Recorded data
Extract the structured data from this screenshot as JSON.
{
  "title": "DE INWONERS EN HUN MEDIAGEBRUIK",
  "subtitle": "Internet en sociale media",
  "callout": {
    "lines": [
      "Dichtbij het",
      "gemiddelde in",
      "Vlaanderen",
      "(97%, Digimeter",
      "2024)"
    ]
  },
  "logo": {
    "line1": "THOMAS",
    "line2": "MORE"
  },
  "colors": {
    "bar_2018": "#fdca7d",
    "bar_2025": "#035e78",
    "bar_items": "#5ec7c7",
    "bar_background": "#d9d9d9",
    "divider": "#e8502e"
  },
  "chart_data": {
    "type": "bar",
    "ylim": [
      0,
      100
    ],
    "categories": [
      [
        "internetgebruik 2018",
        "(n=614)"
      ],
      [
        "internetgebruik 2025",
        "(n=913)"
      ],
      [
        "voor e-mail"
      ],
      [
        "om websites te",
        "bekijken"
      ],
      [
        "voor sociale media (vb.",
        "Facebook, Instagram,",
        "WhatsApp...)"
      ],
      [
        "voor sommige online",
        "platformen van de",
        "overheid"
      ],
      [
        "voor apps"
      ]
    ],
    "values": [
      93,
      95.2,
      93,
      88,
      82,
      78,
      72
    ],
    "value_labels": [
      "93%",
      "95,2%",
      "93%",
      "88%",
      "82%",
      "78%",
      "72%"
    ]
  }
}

Given exercise
Output each record exactly, leaving nothing out.

Finished answer
Extract the structured data from this screenshot as JSON.
{
  "title": "DE INWONERS EN HUN MEDIAGEBRUIK",
  "subtitle": "Internet en sociale media",
  "callout": {
    "lines": [
      "Dichtbij het",
      "gemiddelde in",
      "Vlaanderen",
      "(97%, Digimeter",
      "2024)"
    ]
  },
  "logo": {
    "line1": "THOMAS",
    "line2": "MORE"
  },
  "colors": {
    "bar_2018": "#fdca7d",
    "bar_2025": "#035e78",
    "bar_items": "#5ec7c7",
    "bar_background": "#d9d9d9",
    "divider": "#e8502e"
  },
  "chart_data": {
    "type": "bar",
    "ylim": [
      0,
      100
    ],
    "categories": [
      [
        "internetgebruik 2018",
        "(n=614)"
      ],
      [
        "internetgebruik 2025",
        "(n=913)"
      ],
      [
        "voor e-mail"
      ],
      [
        "om websites te",
        "bekijken"
      ],
      [
        "voor sociale media (vb.",
        "Facebook, Instagram,",
        "WhatsApp...)"
      ],
      [
        "voor sommige online",
        "platformen van de",
        "overheid"
      ],
      [
        "voor apps"
      ]
    ],
    "values": [
      93,
      95.2,
      93,
      88,
      82,
      78,
      72
    ],
    "value_labels": [
      "93%",
      "95,2%",
      "93%",
      "88%",
      "82%",
      "78%",
      "72%"
    ]
  }
}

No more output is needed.